**Data excerpts**
──────────────────────────────
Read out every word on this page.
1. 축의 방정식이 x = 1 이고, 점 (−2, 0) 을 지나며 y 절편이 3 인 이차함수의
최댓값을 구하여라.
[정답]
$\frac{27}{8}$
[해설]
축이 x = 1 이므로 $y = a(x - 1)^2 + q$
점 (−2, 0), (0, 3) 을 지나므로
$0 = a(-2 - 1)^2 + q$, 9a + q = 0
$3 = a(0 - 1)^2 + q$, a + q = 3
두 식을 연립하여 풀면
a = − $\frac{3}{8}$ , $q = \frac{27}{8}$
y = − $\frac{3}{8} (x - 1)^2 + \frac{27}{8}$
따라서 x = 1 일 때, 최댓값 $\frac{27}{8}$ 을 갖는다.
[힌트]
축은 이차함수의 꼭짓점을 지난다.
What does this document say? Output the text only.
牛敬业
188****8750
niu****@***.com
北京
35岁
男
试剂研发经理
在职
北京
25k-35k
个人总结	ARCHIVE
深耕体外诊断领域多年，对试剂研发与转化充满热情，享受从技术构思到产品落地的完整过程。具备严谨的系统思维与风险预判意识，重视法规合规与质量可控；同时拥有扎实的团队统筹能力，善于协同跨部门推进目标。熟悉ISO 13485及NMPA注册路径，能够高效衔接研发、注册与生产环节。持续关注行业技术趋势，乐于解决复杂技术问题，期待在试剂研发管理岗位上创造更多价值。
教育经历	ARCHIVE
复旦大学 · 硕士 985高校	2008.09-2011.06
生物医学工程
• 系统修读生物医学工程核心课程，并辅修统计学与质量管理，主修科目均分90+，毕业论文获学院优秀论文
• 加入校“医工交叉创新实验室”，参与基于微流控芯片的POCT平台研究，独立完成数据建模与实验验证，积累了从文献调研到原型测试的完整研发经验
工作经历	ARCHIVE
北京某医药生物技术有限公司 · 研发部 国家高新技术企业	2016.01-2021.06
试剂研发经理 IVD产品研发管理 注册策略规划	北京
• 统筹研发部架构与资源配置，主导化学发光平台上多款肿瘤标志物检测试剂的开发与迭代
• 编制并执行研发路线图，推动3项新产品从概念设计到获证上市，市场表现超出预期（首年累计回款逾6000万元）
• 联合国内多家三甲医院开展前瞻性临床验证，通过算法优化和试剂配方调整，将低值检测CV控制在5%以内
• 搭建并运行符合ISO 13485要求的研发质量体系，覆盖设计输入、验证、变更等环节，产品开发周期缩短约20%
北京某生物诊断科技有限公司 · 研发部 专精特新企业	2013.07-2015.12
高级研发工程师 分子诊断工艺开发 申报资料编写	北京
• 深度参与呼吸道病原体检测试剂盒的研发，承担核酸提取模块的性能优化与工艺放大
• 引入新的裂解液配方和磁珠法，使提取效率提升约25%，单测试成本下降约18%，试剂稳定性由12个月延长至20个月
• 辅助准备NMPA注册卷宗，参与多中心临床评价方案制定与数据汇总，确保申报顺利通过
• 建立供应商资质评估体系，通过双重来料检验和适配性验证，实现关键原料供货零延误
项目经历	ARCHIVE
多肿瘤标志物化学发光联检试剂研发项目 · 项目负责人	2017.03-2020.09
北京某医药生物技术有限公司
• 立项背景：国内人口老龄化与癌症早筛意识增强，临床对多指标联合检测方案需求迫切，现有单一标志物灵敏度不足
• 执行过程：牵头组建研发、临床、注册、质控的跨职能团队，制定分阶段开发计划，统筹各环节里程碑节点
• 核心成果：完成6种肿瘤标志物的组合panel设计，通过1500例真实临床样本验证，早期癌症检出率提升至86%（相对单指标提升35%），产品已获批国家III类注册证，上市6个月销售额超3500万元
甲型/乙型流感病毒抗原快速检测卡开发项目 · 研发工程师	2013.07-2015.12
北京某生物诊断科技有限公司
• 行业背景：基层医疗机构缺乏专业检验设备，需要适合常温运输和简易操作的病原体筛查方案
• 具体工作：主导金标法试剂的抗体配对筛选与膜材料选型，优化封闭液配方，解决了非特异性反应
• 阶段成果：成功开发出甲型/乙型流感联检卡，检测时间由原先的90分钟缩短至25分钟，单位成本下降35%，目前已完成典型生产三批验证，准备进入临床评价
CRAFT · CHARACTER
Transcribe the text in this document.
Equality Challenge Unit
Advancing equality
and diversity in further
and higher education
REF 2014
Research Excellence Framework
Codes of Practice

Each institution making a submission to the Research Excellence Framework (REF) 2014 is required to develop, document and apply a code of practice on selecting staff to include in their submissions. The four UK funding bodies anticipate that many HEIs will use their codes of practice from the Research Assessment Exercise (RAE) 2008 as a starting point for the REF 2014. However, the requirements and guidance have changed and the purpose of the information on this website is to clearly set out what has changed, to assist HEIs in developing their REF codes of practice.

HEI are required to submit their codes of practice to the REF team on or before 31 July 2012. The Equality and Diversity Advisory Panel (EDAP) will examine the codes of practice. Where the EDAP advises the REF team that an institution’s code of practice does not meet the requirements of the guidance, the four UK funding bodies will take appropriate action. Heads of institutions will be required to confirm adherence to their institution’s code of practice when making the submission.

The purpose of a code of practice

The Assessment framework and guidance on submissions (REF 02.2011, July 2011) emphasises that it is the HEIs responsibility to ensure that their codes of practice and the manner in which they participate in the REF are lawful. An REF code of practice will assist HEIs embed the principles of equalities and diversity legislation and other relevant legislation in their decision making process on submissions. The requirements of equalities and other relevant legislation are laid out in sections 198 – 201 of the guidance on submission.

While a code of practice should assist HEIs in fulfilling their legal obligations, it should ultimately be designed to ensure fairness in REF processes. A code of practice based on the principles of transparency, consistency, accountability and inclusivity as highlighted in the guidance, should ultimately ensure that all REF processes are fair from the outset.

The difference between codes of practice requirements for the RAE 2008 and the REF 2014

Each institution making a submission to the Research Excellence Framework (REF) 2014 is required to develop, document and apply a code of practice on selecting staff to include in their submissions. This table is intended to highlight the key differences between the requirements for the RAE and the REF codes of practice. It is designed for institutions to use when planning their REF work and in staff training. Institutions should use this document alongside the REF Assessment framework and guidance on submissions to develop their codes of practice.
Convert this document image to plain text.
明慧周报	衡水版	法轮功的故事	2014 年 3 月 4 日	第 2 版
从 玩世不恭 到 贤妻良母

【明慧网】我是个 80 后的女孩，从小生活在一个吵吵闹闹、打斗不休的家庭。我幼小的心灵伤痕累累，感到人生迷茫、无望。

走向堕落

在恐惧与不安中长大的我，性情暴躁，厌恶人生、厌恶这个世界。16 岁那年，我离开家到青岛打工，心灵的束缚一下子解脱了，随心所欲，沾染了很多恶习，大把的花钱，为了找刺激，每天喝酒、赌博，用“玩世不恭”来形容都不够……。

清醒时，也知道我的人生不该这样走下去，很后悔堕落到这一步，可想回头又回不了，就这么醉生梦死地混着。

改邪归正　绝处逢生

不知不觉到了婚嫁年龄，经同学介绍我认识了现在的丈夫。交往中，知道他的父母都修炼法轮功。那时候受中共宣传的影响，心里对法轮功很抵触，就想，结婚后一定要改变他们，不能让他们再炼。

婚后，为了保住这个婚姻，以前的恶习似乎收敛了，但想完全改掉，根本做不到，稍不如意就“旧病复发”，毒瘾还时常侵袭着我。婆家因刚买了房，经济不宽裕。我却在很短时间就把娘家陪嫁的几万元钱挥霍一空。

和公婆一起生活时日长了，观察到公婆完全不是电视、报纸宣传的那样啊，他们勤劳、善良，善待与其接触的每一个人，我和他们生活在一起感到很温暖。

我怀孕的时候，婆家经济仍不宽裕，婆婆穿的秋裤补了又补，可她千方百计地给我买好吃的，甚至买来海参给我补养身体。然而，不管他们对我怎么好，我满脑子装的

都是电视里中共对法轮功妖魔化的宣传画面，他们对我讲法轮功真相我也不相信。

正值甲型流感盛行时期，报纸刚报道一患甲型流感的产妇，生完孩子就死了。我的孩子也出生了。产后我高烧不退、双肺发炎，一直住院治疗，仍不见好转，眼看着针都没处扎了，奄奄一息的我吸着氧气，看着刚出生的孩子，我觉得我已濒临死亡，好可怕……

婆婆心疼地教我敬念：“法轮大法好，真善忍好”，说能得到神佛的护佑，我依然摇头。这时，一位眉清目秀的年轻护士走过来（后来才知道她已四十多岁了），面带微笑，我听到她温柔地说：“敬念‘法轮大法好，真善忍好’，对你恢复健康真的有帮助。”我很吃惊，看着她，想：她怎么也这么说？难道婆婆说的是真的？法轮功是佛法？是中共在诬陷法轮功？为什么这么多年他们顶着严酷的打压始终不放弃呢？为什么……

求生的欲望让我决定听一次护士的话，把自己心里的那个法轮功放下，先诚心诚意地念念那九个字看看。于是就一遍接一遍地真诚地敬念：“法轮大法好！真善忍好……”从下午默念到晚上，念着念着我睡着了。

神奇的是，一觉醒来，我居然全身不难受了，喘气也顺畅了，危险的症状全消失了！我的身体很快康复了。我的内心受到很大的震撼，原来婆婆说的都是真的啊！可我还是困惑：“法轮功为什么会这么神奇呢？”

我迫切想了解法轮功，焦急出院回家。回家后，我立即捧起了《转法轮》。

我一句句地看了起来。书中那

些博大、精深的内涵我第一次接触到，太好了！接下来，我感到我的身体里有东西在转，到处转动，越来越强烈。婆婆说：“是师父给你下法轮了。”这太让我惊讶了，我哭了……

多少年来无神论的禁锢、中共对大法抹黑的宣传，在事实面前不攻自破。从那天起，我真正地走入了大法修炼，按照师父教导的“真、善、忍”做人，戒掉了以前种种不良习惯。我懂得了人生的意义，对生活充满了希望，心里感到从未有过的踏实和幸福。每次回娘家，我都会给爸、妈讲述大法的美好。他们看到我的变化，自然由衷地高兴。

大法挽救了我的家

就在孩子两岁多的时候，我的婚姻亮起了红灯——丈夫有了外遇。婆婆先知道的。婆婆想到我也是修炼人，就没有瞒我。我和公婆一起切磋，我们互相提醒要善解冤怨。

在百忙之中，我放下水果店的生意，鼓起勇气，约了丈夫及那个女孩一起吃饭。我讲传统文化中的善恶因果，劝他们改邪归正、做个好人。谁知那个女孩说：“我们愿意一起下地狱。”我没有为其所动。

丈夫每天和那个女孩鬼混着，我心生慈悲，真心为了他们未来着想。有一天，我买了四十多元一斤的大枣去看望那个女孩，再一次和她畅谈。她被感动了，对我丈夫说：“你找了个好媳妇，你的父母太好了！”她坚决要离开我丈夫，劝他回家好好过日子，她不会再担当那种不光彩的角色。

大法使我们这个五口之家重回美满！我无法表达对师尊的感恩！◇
──────────────────────────────
**What is being asked**
Copy out every line with the word "真善忍好".

**Solution to this exercise**
婆婆心疼地教我敬念：“法轮大法好，真善忍好”，说能得到神佛的护佑，我依然摇头。这时，一位眉清目秀的年轻护士走过来（后来才知道她已四十多岁了），面带微笑，我听到她温柔地说：“敬念‘法轮大法好，真善忍好’，对你恢复健康真的有帮助。”我很吃惊，看着她，想：她怎么也这么说？难道婆婆说的是真的？法轮功是佛法？是中共在诬陷法轮功？为什么这么多年他们顶着严酷的打压始终不放弃呢？为什么……
求生的欲望让我决定听一次护士的话，把自己心里的那个法轮功放下，先诚心诚意地念念那九个字看看。于是就一遍接一遍地真诚地敬念：“法轮大法好！真善忍好……”从下午默念到晚上，念着念着我睡着了。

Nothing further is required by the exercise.